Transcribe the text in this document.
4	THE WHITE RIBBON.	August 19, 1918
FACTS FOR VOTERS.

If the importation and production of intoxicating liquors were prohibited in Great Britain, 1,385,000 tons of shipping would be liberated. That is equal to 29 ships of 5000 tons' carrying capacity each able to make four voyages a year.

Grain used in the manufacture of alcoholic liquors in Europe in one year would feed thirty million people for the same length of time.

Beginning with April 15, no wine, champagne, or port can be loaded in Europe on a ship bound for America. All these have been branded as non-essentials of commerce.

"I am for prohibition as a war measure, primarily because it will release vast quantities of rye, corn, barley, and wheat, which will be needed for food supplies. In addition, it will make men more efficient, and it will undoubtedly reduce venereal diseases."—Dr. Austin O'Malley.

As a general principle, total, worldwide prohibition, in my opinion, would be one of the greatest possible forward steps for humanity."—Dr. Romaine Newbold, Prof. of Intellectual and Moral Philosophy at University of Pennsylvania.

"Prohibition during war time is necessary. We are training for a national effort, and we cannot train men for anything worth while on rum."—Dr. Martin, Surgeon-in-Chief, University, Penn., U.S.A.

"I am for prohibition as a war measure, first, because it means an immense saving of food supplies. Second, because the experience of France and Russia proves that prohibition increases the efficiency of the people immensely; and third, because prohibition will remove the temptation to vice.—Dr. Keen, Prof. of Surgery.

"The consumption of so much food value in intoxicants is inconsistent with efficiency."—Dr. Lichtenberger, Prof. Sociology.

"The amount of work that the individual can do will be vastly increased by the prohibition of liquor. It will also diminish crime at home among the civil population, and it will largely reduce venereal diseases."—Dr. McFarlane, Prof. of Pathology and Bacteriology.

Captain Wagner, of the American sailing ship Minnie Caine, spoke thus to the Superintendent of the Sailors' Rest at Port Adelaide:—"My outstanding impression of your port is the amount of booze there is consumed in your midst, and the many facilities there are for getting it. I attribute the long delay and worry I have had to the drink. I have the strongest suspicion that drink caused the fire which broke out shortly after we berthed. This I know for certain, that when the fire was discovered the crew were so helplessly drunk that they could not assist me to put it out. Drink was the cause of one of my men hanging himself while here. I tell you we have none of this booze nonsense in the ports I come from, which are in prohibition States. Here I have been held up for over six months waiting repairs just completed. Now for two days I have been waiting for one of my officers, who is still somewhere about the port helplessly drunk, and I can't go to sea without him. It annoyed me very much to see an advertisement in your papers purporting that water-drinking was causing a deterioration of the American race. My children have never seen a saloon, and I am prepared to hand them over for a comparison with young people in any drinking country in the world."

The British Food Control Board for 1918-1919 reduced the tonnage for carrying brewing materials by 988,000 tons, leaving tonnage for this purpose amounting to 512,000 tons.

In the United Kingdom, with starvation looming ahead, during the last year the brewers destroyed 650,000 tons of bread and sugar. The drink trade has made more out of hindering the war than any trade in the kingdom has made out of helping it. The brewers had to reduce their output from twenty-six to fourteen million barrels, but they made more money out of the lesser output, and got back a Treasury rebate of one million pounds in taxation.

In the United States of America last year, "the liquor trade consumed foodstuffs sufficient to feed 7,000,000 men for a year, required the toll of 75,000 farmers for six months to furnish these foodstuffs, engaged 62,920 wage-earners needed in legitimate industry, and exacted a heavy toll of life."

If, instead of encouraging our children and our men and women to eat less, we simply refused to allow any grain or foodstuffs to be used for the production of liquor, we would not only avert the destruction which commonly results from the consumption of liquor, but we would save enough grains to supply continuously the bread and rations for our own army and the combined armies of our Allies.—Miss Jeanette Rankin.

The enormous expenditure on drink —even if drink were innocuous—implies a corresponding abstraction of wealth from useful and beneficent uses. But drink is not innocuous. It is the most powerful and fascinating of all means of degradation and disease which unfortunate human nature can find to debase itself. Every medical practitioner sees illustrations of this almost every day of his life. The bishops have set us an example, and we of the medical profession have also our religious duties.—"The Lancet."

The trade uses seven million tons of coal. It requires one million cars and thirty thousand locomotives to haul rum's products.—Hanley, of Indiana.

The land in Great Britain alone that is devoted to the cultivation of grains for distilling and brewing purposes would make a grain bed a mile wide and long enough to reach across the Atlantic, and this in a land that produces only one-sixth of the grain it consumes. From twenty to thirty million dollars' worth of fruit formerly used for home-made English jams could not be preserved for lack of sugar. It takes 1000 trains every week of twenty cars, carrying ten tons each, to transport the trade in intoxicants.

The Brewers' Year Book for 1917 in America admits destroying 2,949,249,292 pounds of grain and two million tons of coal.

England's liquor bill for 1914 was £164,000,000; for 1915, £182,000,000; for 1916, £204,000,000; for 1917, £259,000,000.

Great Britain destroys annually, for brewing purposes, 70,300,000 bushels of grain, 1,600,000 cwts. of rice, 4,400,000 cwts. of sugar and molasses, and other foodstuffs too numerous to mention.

» WHAT TO WORK ON
Please return the material above exactly as written.

» TASK RESPONSE
Transcribe the text in this document.
4	THE WHITE RIBBON.	August 19, 1918
FACTS FOR VOTERS.

If the importation and production of intoxicating liquors were prohibited in Great Britain, 1,385,000 tons of shipping would be liberated. That is equal to 29 ships of 5000 tons' carrying capacity each able to make four voyages a year.

Grain used in the manufacture of alcoholic liquors in Europe in one year would feed thirty million people for the same length of time.

Beginning with April 15, no wine, champagne, or port can be loaded in Europe on a ship bound for America. All these have been branded as non-essentials of commerce.

"I am for prohibition as a war measure, primarily because it will release vast quantities of rye, corn, barley, and wheat, which will be needed for food supplies. In addition, it will make men more efficient, and it will undoubtedly reduce venereal diseases."—Dr. Austin O'Malley.

As a general principle, total, worldwide prohibition, in my opinion, would be one of the greatest possible forward steps for humanity."—Dr. Romaine Newbold, Prof. of Intellectual and Moral Philosophy at University of Pennsylvania.

"Prohibition during war time is necessary. We are training for a national effort, and we cannot train men for anything worth while on rum."—Dr. Martin, Surgeon-in-Chief, University, Penn., U.S.A.

"I am for prohibition as a war measure, first, because it means an immense saving of food supplies. Second, because the experience of France and Russia proves that prohibition increases the efficiency of the people immensely; and third, because prohibition will remove the temptation to vice.—Dr. Keen, Prof. of Surgery.

"The consumption of so much food value in intoxicants is inconsistent with efficiency."—Dr. Lichtenberger, Prof. Sociology.

"The amount of work that the individual can do will be vastly increased by the prohibition of liquor. It will also diminish crime at home among the civil population, and it will largely reduce venereal diseases."—Dr. McFarlane, Prof. of Pathology and Bacteriology.

Captain Wagner, of the American sailing ship Minnie Caine, spoke thus to the Superintendent of the Sailors' Rest at Port Adelaide:—"My outstanding impression of your port is the amount of booze there is consumed in your midst, and the many facilities there are for getting it. I attribute the long delay and worry I have had to the drink. I have the strongest suspicion that drink caused the fire which broke out shortly after we berthed. This I know for certain, that when the fire was discovered the crew were so helplessly drunk that they could not assist me to put it out. Drink was the cause of one of my men hanging himself while here. I tell you we have none of this booze nonsense in the ports I come from, which are in prohibition States. Here I have been held up for over six months waiting repairs just completed. Now for two days I have been waiting for one of my officers, who is still somewhere about the port helplessly drunk, and I can't go to sea without him. It annoyed me very much to see an advertisement in your papers purporting that water-drinking was causing a deterioration of the American race. My children have never seen a saloon, and I am prepared to hand them over for a comparison with young people in any drinking country in the world."

The British Food Control Board for 1918-1919 reduced the tonnage for carrying brewing materials by 988,000 tons, leaving tonnage for this purpose amounting to 512,000 tons.

In the United Kingdom, with starvation looming ahead, during the last year the brewers destroyed 650,000 tons of bread and sugar. The drink trade has made more out of hindering the war than any trade in the kingdom has made out of helping it. The brewers had to reduce their output from twenty-six to fourteen million barrels, but they made more money out of the lesser output, and got back a Treasury rebate of one million pounds in taxation.

In the United States of America last year, "the liquor trade consumed foodstuffs sufficient to feed 7,000,000 men for a year, required the toll of 75,000 farmers for six months to furnish these foodstuffs, engaged 62,920 wage-earners needed in legitimate industry, and exacted a heavy toll of life."

If, instead of encouraging our children and our men and women to eat less, we simply refused to allow any grain or foodstuffs to be used for the production of liquor, we would not only avert the destruction which commonly results from the consumption of liquor, but we would save enough grains to supply continuously the bread and rations for our own army and the combined armies of our Allies.—Miss Jeanette Rankin.

The enormous expenditure on drink —even if drink were innocuous—implies a corresponding abstraction of wealth from useful and beneficent uses. But drink is not innocuous. It is the most powerful and fascinating of all means of degradation and disease which unfortunate human nature can find to debase itself. Every medical practitioner sees illustrations of this almost every day of his life. The bishops have set us an example, and we of the medical profession have also our religious duties.—"The Lancet."

The trade uses seven million tons of coal. It requires one million cars and thirty thousand locomotives to haul rum's products.—Hanley, of Indiana.

The land in Great Britain alone that is devoted to the cultivation of grains for distilling and brewing purposes would make a grain bed a mile wide and long enough to reach across the Atlantic, and this in a land that produces only one-sixth of the grain it consumes. From twenty to thirty million dollars' worth of fruit formerly used for home-made English jams could not be preserved for lack of sugar. It takes 1000 trains every week of twenty cars, carrying ten tons each, to transport the trade in intoxicants.

The Brewers' Year Book for 1917 in America admits destroying 2,949,249,292 pounds of grain and two million tons of coal.

England's liquor bill for 1914 was £164,000,000; for 1915, £182,000,000; for 1916, £204,000,000; for 1917, £259,000,000.

Great Britain destroys annually, for brewing purposes, 70,300,000 bushels of grain, 1,600,000 cwts. of rice, 4,400,000 cwts. of sugar and molasses, and other foodstuffs too numerous to mention.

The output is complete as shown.